■ **YOUR INSTRUCTIONS**: Look below. Copy each line that has "Tridents" in it.

■ **SUPPLIED INFORMATION**:

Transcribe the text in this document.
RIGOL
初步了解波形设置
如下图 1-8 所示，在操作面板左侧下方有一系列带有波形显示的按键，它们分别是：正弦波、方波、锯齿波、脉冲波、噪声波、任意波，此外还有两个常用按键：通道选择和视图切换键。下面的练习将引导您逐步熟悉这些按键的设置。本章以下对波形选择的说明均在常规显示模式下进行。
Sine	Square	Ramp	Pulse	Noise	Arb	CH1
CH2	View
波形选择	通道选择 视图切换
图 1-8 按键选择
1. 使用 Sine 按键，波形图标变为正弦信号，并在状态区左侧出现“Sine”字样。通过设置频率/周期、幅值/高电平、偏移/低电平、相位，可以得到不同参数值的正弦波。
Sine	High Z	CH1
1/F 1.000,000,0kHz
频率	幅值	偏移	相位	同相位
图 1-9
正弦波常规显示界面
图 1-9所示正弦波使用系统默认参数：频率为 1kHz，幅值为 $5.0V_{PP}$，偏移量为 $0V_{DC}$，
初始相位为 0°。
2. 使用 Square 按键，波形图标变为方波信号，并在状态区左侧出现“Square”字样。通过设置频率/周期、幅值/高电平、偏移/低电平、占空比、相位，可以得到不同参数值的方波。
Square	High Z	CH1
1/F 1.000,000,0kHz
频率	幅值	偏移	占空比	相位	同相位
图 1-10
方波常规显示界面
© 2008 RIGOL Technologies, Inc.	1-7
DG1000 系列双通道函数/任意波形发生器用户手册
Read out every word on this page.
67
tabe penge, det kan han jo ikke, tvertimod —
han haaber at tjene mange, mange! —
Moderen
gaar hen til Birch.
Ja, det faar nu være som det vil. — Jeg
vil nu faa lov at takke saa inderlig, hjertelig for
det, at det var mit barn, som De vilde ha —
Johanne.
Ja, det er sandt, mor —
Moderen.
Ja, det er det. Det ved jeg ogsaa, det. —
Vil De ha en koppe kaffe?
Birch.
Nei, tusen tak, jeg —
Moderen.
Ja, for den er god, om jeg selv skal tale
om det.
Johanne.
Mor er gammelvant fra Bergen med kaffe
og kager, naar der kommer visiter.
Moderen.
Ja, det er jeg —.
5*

...

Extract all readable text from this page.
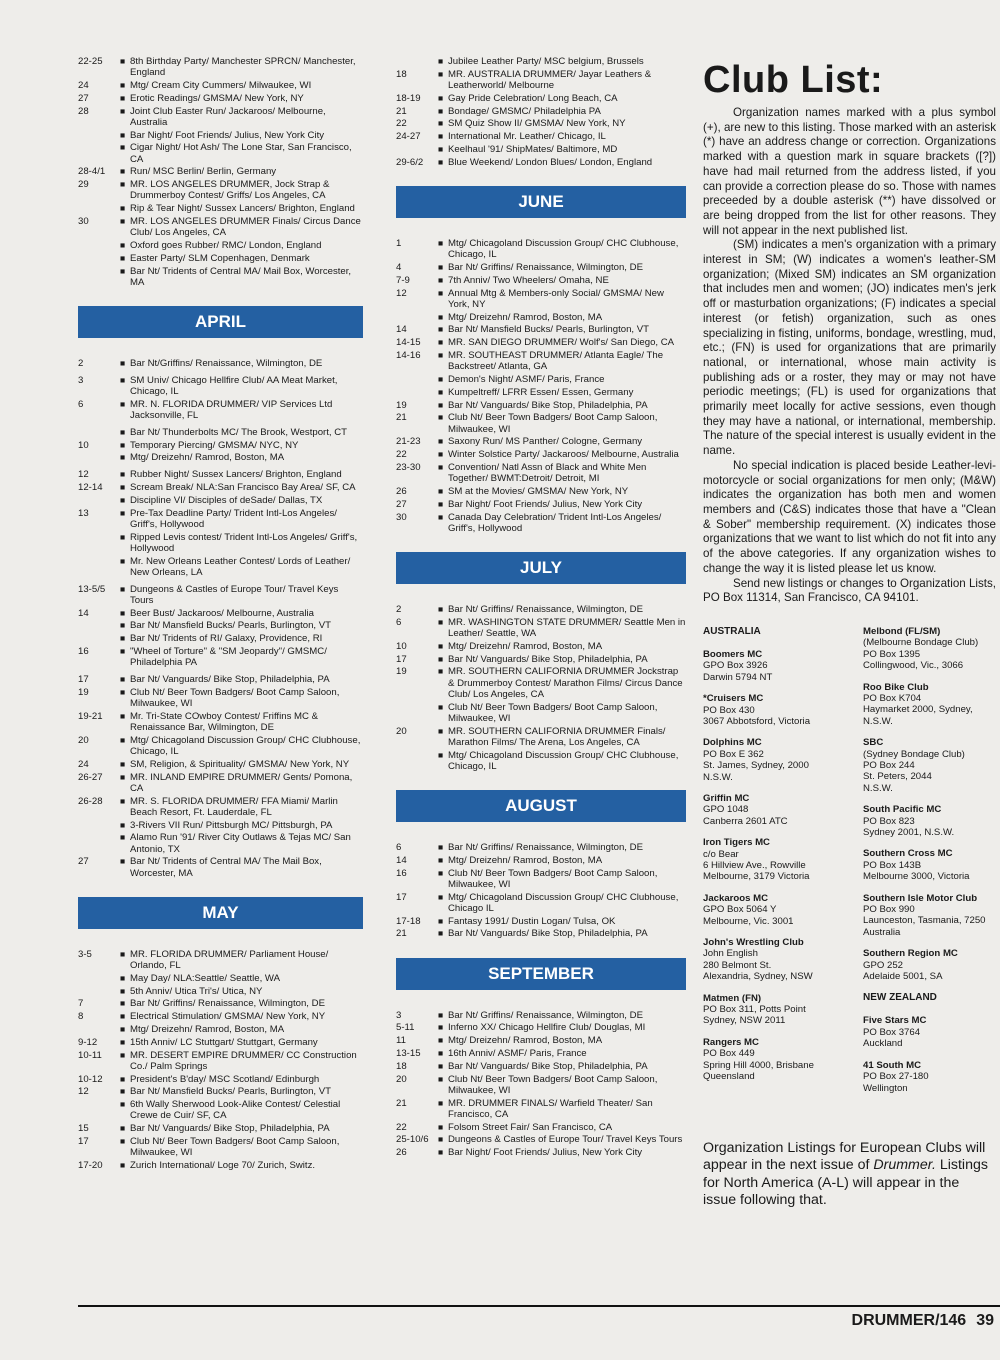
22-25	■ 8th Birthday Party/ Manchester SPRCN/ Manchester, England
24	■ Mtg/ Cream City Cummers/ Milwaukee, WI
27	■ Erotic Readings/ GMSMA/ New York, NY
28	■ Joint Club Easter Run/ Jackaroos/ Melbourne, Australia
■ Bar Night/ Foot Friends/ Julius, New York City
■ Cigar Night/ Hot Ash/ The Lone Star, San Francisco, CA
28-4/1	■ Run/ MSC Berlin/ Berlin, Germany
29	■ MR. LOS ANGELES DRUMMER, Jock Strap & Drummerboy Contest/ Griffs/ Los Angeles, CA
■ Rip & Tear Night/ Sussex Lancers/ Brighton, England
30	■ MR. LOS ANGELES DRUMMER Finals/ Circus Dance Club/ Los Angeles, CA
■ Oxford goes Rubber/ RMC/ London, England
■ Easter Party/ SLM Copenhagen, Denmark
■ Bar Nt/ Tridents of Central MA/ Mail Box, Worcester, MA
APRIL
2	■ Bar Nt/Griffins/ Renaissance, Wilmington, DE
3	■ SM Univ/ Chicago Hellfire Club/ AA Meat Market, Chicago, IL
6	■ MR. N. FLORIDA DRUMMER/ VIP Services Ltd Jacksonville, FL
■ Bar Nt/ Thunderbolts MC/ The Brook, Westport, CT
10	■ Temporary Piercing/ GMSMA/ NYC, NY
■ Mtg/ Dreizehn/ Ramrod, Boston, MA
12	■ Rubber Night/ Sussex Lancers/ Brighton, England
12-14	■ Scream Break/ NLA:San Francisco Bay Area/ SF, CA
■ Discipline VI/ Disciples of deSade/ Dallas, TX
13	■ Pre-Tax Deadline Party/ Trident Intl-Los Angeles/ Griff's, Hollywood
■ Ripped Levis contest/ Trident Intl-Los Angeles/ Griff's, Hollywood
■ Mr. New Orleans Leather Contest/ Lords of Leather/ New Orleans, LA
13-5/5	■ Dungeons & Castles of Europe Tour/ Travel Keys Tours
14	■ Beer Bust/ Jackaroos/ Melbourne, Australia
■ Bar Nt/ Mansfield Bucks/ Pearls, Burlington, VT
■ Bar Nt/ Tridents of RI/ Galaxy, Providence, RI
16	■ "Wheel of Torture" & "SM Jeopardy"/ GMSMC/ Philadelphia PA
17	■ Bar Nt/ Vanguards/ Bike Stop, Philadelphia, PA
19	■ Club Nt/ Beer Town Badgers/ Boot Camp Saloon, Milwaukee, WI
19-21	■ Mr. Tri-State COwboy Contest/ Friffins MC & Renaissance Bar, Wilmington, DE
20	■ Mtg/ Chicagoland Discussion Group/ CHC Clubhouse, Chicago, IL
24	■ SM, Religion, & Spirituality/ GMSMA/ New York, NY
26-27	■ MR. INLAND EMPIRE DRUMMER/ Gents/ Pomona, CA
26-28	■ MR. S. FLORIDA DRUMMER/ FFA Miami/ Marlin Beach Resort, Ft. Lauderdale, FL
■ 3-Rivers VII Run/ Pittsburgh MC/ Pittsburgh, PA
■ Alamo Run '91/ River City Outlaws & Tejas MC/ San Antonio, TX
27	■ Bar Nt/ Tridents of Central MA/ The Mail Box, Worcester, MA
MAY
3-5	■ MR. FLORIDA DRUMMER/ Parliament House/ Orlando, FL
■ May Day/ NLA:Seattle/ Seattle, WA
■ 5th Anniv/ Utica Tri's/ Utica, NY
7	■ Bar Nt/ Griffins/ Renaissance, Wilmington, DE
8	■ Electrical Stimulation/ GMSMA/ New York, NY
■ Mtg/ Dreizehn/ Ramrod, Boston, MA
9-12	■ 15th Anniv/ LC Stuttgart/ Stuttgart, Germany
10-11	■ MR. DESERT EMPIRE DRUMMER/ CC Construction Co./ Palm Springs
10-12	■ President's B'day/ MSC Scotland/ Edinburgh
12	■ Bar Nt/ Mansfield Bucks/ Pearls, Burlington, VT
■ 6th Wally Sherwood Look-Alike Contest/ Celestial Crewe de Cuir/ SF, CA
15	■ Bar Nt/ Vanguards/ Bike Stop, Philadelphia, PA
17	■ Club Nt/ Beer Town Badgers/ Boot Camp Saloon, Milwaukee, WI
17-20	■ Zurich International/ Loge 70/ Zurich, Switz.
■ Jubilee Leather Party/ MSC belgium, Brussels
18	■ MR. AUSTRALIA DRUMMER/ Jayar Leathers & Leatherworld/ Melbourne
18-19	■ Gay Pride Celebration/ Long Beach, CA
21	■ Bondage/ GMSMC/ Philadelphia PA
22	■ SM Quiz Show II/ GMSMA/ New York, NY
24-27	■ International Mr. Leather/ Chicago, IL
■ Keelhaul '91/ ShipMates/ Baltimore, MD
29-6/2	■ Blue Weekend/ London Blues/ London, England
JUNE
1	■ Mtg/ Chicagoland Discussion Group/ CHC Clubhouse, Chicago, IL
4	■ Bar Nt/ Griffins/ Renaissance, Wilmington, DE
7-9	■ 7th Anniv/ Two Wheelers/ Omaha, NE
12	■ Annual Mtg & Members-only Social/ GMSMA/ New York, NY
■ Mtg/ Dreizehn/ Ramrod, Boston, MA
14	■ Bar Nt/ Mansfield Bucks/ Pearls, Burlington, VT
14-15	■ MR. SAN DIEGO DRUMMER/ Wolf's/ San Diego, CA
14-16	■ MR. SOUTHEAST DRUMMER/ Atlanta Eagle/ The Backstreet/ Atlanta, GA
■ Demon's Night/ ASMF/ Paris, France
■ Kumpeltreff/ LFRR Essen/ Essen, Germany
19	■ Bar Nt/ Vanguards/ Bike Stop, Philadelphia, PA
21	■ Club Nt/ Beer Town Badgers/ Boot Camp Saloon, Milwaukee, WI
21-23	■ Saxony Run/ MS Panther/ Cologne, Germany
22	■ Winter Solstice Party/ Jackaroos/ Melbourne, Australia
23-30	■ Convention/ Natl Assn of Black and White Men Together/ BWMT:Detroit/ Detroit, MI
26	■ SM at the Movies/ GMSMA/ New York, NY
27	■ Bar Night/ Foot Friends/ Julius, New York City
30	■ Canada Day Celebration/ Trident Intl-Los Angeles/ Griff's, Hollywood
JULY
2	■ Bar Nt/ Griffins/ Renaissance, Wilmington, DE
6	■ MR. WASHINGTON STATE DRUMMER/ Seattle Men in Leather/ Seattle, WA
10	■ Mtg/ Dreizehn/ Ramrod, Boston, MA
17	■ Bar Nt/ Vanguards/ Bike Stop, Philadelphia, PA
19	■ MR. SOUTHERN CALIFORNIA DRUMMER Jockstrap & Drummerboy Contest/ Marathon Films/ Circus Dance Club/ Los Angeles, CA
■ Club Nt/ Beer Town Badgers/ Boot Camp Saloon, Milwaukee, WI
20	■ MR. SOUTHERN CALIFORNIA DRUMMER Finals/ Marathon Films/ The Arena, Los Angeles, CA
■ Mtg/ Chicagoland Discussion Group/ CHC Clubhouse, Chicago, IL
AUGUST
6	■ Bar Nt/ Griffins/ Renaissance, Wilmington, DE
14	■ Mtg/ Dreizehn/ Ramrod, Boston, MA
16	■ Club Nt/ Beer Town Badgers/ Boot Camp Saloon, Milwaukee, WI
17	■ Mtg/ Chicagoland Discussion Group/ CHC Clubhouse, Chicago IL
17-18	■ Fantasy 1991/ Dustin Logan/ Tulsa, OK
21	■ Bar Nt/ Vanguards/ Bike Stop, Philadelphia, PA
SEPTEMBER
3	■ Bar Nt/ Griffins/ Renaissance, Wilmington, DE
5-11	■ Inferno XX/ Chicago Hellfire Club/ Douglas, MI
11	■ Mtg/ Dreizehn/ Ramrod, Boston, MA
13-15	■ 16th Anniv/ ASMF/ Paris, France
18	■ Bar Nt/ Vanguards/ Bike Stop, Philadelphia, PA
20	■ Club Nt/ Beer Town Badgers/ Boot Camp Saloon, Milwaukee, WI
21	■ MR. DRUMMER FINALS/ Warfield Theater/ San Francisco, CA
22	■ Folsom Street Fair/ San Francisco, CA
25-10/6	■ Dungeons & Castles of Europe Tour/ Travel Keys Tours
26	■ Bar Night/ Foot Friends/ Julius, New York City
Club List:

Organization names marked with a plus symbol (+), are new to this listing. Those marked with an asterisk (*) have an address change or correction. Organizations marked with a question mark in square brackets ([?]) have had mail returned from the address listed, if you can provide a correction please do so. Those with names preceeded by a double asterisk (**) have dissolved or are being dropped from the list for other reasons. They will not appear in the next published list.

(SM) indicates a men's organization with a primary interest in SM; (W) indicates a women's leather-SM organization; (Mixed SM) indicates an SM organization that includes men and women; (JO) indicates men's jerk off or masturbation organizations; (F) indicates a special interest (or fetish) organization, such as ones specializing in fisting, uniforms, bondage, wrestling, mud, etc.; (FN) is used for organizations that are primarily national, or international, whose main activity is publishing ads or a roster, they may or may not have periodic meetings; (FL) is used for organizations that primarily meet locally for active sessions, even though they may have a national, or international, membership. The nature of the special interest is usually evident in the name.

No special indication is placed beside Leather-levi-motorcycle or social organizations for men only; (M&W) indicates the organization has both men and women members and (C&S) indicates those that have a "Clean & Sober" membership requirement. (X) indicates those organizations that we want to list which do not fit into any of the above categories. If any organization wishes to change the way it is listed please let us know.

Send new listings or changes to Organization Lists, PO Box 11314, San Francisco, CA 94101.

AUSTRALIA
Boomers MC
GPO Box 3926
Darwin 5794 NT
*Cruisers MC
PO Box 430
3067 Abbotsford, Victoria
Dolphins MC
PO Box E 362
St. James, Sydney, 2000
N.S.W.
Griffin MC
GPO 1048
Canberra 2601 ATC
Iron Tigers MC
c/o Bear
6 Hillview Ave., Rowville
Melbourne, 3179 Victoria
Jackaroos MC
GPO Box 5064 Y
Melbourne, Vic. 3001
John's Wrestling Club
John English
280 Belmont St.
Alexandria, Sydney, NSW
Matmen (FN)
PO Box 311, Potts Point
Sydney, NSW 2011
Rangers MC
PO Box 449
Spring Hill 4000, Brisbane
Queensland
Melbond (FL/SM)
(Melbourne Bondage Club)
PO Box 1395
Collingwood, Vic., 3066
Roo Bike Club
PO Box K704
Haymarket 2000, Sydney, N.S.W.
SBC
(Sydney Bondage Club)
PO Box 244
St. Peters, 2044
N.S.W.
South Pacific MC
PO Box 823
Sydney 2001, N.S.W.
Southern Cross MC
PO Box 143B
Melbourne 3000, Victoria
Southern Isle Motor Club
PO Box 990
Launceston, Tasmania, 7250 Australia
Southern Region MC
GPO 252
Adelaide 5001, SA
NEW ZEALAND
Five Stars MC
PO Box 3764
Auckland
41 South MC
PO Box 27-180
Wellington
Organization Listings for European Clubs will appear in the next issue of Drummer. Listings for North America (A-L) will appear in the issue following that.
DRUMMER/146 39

■ **TASK SOLUTION**:
■ Bar Nt/ Tridents of Central MA/ Mail Box, Worcester, MA
■ Bar Nt/ Tridents of RI/ Galaxy, Providence, RI
27	■ Bar Nt/ Tridents of Central MA/ The Mail Box, Worcester, MA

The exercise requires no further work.